■ **Material shown**:

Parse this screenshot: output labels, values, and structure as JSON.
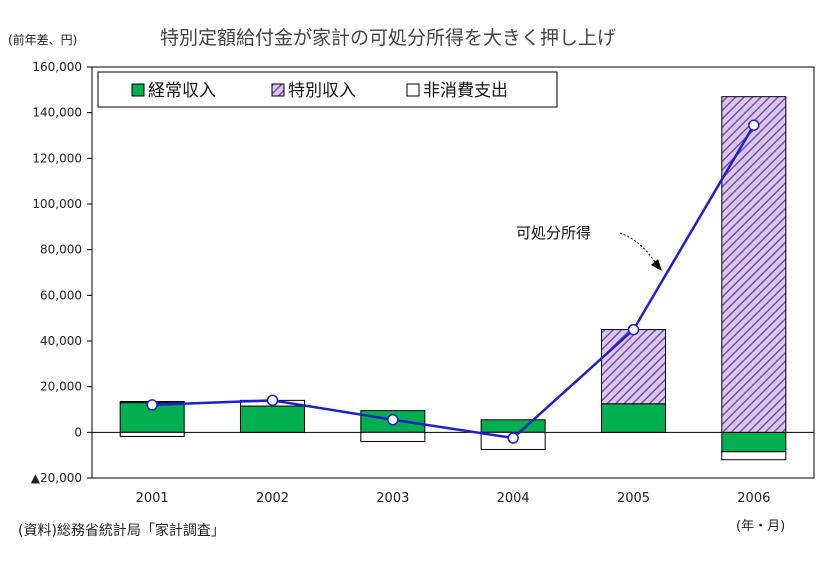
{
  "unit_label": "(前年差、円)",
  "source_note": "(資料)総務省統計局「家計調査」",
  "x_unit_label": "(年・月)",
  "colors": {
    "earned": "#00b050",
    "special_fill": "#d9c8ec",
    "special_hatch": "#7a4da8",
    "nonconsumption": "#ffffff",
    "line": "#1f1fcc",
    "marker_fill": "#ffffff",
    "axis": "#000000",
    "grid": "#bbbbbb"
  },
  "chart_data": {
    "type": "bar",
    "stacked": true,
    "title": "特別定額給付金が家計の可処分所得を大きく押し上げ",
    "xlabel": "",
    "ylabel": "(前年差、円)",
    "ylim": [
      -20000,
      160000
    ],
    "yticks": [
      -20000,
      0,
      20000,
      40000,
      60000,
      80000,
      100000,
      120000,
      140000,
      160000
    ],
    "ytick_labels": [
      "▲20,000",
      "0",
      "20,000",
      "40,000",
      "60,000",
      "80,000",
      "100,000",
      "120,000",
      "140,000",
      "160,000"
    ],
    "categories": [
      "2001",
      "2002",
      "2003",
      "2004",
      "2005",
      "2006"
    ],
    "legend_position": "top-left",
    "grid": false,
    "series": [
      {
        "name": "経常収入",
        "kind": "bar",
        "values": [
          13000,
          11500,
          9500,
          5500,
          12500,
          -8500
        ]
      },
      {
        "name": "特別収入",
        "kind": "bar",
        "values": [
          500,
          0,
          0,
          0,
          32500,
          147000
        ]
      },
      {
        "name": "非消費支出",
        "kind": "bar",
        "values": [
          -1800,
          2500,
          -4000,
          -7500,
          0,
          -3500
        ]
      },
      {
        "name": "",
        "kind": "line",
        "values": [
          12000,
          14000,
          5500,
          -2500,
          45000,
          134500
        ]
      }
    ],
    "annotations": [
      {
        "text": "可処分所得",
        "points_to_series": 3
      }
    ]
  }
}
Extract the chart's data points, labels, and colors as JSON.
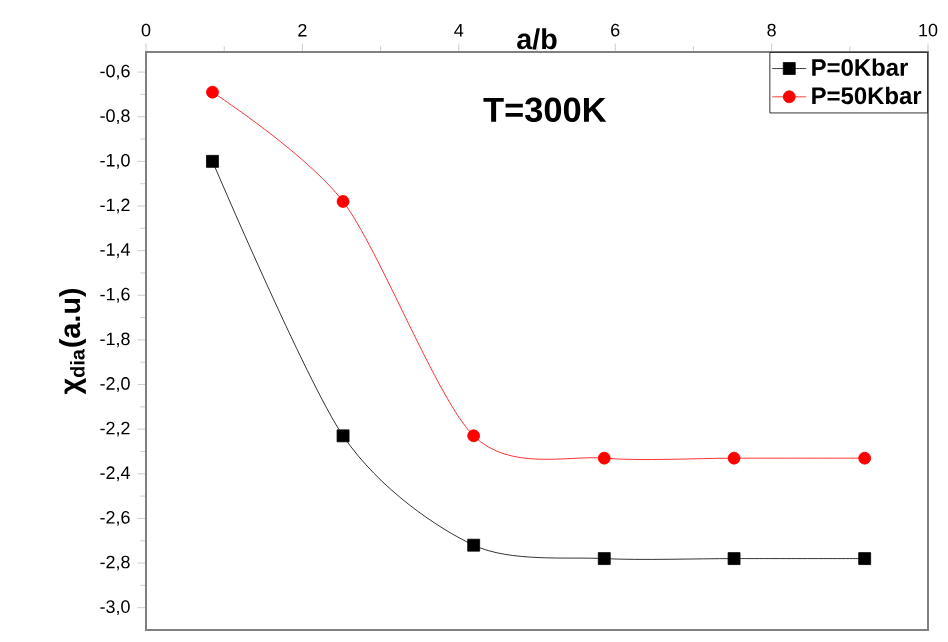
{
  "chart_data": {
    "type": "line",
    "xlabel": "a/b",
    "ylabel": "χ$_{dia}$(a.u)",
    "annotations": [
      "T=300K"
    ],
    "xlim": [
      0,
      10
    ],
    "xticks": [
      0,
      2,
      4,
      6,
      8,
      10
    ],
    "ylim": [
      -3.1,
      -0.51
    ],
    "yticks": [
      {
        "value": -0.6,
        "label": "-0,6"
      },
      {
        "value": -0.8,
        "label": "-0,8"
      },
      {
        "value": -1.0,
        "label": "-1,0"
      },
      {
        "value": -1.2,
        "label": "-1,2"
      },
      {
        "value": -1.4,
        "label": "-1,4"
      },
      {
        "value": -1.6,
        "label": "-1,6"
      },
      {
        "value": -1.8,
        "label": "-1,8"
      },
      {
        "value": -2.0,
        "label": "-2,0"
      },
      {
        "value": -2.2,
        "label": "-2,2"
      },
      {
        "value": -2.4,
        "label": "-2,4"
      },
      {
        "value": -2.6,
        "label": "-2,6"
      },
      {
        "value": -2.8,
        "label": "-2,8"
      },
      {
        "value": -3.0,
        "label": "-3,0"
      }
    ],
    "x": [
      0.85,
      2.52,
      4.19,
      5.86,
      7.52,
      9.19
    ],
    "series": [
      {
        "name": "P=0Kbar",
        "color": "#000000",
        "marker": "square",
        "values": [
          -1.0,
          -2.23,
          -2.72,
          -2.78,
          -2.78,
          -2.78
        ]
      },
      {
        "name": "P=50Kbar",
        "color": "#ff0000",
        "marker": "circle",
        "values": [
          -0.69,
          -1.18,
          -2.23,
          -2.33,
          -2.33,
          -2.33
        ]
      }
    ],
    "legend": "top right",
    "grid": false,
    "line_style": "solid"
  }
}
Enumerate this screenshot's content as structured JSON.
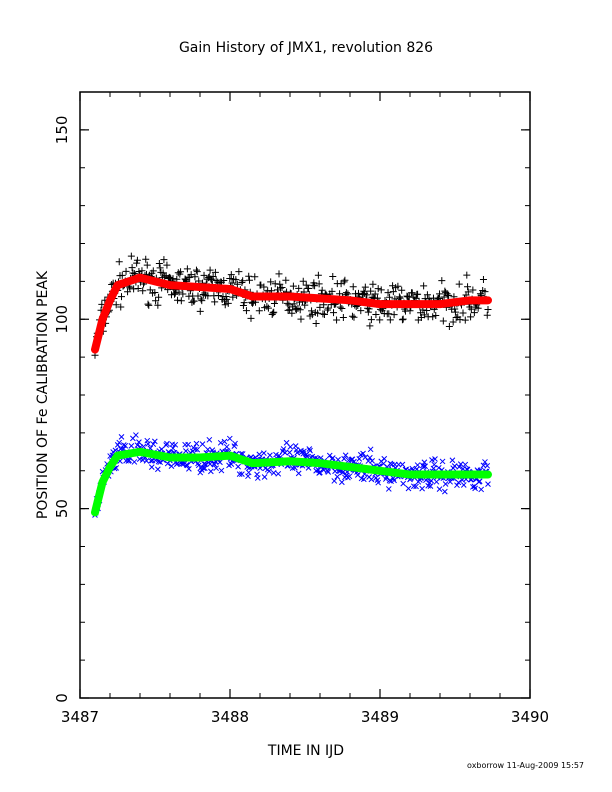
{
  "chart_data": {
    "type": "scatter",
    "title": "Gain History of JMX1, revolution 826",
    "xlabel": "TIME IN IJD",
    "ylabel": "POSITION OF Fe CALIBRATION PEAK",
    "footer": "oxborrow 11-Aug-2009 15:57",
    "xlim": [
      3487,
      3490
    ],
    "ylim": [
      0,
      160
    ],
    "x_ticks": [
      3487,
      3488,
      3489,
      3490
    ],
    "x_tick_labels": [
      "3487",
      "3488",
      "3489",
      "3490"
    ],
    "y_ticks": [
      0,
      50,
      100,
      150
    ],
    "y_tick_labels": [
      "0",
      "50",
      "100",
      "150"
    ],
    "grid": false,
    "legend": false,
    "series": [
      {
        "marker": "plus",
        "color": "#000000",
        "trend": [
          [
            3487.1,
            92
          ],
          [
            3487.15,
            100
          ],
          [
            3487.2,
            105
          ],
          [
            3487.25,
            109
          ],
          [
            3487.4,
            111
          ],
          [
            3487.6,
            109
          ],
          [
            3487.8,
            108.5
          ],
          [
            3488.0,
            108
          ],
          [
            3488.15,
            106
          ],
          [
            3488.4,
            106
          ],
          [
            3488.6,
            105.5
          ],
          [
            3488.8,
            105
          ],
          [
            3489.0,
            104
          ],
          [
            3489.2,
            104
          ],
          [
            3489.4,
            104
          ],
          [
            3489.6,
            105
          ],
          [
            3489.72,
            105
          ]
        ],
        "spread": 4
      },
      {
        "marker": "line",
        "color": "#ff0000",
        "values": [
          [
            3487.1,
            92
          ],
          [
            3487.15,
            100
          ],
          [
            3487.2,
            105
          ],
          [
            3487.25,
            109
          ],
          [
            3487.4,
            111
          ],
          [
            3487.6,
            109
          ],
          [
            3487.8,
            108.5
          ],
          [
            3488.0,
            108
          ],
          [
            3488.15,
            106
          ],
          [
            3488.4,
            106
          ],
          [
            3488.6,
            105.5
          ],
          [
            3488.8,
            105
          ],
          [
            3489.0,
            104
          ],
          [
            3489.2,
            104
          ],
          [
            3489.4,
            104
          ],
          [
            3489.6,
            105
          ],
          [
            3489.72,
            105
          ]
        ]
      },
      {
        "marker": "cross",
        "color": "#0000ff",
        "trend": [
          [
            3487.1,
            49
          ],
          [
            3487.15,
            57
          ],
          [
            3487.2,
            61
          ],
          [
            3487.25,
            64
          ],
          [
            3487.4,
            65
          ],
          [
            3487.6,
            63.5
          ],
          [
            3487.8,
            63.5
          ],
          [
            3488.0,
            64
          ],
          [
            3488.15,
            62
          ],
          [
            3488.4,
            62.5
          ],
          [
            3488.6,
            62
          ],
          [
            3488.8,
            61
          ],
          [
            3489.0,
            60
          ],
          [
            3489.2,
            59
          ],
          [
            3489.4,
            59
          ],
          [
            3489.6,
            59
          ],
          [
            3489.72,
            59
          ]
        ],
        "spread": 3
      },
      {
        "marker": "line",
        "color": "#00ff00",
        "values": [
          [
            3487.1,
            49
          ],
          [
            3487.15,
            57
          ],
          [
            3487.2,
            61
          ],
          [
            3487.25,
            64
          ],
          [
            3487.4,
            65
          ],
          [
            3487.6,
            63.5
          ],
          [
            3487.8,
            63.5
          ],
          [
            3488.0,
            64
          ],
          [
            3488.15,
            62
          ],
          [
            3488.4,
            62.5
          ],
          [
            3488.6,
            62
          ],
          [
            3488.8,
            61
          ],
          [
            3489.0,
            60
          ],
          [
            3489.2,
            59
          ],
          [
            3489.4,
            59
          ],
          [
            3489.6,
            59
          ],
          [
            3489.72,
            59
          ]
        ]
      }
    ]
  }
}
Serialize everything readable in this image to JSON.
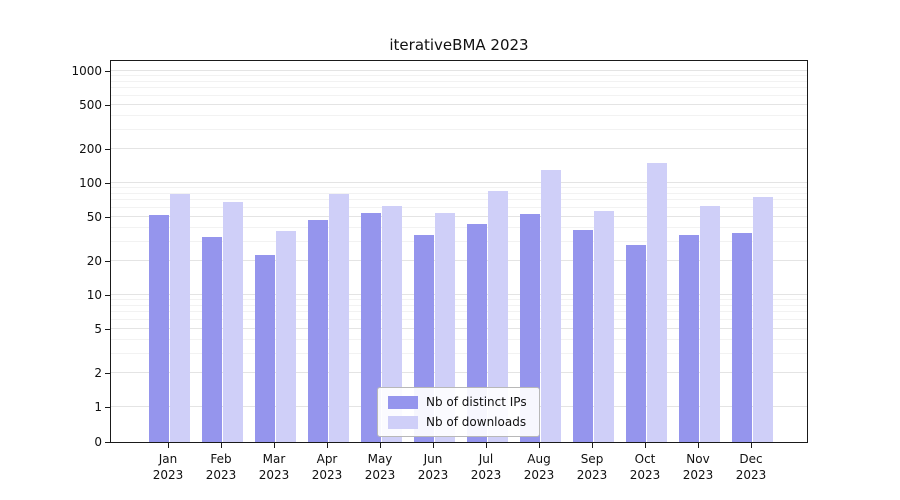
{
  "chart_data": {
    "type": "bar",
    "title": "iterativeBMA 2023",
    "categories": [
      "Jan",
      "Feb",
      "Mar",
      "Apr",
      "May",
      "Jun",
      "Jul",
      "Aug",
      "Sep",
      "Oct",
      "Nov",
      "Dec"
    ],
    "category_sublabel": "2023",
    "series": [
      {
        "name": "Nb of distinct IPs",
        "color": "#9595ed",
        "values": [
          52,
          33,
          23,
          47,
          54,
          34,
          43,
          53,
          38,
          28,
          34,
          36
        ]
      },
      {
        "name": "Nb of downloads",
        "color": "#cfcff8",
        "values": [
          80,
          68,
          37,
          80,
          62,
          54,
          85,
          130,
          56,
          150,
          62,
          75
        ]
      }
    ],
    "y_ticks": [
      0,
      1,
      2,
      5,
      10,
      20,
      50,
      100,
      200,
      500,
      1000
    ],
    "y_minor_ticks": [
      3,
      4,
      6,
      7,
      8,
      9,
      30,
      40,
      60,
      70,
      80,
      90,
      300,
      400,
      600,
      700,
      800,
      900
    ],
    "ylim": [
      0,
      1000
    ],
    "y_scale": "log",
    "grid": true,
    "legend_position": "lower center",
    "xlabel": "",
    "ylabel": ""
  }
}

■ **Short problem**:
Give the number of lines that hold the word "type" in these records, with nothing added.

■ **Written answer**:
4